## Begin

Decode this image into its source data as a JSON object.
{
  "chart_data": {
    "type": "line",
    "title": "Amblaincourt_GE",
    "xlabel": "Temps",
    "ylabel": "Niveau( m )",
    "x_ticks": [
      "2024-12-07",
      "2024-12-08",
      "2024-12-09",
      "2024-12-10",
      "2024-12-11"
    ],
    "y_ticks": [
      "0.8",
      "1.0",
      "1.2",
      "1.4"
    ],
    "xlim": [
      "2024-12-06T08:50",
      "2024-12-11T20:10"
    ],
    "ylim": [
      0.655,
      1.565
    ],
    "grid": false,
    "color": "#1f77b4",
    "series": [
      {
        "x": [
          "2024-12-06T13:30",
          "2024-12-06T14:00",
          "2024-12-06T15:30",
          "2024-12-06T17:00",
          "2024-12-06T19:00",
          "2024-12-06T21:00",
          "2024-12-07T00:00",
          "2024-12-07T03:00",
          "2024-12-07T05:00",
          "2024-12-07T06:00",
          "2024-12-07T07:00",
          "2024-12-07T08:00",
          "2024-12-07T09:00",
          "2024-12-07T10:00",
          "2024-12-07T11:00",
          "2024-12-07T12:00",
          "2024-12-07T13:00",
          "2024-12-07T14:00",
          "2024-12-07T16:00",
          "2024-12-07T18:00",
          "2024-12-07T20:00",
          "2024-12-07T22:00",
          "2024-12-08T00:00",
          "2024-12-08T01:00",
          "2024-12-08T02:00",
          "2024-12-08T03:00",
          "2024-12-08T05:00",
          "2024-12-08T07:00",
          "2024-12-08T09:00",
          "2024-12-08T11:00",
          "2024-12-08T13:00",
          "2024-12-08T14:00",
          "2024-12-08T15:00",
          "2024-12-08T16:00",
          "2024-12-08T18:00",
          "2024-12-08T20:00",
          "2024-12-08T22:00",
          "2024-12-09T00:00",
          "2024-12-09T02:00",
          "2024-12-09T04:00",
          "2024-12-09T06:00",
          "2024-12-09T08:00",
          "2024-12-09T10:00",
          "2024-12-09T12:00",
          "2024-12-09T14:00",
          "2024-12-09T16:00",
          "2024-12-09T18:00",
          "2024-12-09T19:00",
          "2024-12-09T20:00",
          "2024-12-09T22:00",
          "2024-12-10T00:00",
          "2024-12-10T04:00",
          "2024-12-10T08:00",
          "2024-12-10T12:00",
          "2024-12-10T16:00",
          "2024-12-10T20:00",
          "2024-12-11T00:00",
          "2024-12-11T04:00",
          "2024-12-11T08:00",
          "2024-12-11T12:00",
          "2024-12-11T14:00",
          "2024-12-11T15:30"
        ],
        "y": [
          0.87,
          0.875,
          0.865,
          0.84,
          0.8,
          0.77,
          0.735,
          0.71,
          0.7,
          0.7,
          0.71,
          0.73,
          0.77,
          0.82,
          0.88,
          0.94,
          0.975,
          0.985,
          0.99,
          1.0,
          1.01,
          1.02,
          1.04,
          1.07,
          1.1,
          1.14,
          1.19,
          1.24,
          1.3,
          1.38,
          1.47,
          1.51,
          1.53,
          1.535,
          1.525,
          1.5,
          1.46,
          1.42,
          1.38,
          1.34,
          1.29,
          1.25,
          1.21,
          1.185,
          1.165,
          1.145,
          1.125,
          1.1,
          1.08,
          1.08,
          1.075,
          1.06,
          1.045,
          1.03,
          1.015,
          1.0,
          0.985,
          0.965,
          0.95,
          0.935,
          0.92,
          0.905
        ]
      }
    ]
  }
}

## End

__Written task__: Retype all of the data shown above, word for word.

__Solution to this exercise__:
Decode this image into its source data as a JSON object.
{
  "chart_data": {
    "type": "line",
    "title": "Amblaincourt_GE",
    "xlabel": "Temps",
    "ylabel": "Niveau( m )",
    "x_ticks": [
      "2024-12-07",
      "2024-12-08",
      "2024-12-09",
      "2024-12-10",
      "2024-12-11"
    ],
    "y_ticks": [
      "0.8",
      "1.0",
      "1.2",
      "1.4"
    ],
    "xlim": [
      "2024-12-06T08:50",
      "2024-12-11T20:10"
    ],
    "ylim": [
      0.655,
      1.565
    ],
    "grid": false,
    "color": "#1f77b4",
    "series": [
      {
        "x": [
          "2024-12-06T13:30",
          "2024-12-06T14:00",
          "2024-12-06T15:30",
          "2024-12-06T17:00",
          "2024-12-06T19:00",
          "2024-12-06T21:00",
          "2024-12-07T00:00",
          "2024-12-07T03:00",
          "2024-12-07T05:00",
          "2024-12-07T06:00",
          "2024-12-07T07:00",
          "2024-12-07T08:00",
          "2024-12-07T09:00",
          "2024-12-07T10:00",
          "2024-12-07T11:00",
          "2024-12-07T12:00",
          "2024-12-07T13:00",
          "2024-12-07T14:00",
          "2024-12-07T16:00",
          "2024-12-07T18:00",
          "2024-12-07T20:00",
          "2024-12-07T22:00",
          "2024-12-08T00:00",
          "2024-12-08T01:00",
          "2024-12-08T02:00",
          "2024-12-08T03:00",
          "2024-12-08T05:00",
          "2024-12-08T07:00",
          "2024-12-08T09:00",
          "2024-12-08T11:00",
          "2024-12-08T13:00",
          "2024-12-08T14:00",
          "2024-12-08T15:00",
          "2024-12-08T16:00",
          "2024-12-08T18:00",
          "2024-12-08T20:00",
          "2024-12-08T22:00",
          "2024-12-09T00:00",
          "2024-12-09T02:00",
          "2024-12-09T04:00",
          "2024-12-09T06:00",
          "2024-12-09T08:00",
          "2024-12-09T10:00",
          "2024-12-09T12:00",
          "2024-12-09T14:00",
          "2024-12-09T16:00",
          "2024-12-09T18:00",
          "2024-12-09T19:00",
          "2024-12-09T20:00",
          "2024-12-09T22:00",
          "2024-12-10T00:00",
          "2024-12-10T04:00",
          "2024-12-10T08:00",
          "2024-12-10T12:00",
          "2024-12-10T16:00",
          "2024-12-10T20:00",
          "2024-12-11T00:00",
          "2024-12-11T04:00",
          "2024-12-11T08:00",
          "2024-12-11T12:00",
          "2024-12-11T14:00",
          "2024-12-11T15:30"
        ],
        "y": [
          0.87,
          0.875,
          0.865,
          0.84,
          0.8,
          0.77,
          0.735,
          0.71,
          0.7,
          0.7,
          0.71,
          0.73,
          0.77,
          0.82,
          0.88,
          0.94,
          0.975,
          0.985,
          0.99,
          1.0,
          1.01,
          1.02,
          1.04,
          1.07,
          1.1,
          1.14,
          1.19,
          1.24,
          1.3,
          1.38,
          1.47,
          1.51,
          1.53,
          1.535,
          1.525,
          1.5,
          1.46,
          1.42,
          1.38,
          1.34,
          1.29,
          1.25,
          1.21,
          1.185,
          1.165,
          1.145,
          1.125,
          1.1,
          1.08,
          1.08,
          1.075,
          1.06,
          1.045,
          1.03,
          1.015,
          1.0,
          0.985,
          0.965,
          0.95,
          0.935,
          0.92,
          0.905
        ]
      }
    ]
  }
}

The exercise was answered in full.